WORK TO COMPLETE: Go through the material and pull out every line with the string "Please" in it.

++++++++++

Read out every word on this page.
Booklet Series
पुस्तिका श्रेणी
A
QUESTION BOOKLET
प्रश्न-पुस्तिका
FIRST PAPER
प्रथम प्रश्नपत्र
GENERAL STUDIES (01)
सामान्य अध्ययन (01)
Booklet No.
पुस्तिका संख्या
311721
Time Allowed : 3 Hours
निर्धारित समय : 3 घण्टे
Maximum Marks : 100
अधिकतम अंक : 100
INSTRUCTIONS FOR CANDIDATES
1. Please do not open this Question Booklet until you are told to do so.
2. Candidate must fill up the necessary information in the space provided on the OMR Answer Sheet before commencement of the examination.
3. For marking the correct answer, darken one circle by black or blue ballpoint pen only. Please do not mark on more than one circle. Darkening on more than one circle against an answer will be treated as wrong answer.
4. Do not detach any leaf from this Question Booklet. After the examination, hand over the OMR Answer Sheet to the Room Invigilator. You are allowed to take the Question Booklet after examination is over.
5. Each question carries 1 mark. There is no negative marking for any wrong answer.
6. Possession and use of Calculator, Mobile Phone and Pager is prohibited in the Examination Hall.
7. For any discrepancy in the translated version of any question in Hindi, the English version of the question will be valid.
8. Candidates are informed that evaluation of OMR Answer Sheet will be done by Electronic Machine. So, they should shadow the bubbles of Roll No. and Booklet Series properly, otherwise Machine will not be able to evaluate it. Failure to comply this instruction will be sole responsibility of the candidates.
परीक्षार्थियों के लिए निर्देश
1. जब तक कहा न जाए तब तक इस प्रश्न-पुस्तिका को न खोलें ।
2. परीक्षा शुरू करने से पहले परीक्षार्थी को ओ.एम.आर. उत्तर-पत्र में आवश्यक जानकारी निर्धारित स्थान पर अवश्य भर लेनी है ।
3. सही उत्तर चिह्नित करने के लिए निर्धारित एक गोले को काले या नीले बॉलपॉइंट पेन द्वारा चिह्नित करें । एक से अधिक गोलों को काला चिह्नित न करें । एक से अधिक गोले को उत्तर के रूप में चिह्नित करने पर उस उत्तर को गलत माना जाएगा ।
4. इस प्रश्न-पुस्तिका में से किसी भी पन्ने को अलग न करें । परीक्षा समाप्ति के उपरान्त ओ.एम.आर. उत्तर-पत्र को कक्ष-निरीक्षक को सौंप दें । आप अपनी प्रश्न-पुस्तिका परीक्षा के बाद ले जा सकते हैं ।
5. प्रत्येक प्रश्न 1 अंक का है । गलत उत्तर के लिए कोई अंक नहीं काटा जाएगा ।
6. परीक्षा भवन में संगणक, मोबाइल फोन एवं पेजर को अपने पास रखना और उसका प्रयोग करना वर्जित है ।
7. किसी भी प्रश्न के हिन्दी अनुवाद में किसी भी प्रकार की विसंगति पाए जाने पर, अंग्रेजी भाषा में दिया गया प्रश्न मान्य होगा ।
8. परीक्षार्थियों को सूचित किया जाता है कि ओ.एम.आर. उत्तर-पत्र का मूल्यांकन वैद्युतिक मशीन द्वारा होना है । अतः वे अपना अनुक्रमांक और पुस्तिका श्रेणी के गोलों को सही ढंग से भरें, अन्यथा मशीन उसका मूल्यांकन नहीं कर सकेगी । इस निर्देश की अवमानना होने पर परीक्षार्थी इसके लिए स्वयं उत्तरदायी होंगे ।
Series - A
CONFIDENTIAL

++++++++++

ANSWER FOR THE TASK:
1. Please do not open this Question Booklet until you are told to do so.
3. For marking the correct answer, darken one circle by black or blue ballpoint pen only. Please do not mark on more than one circle. Darkening on more than one circle against an answer will be treated as wrong answer.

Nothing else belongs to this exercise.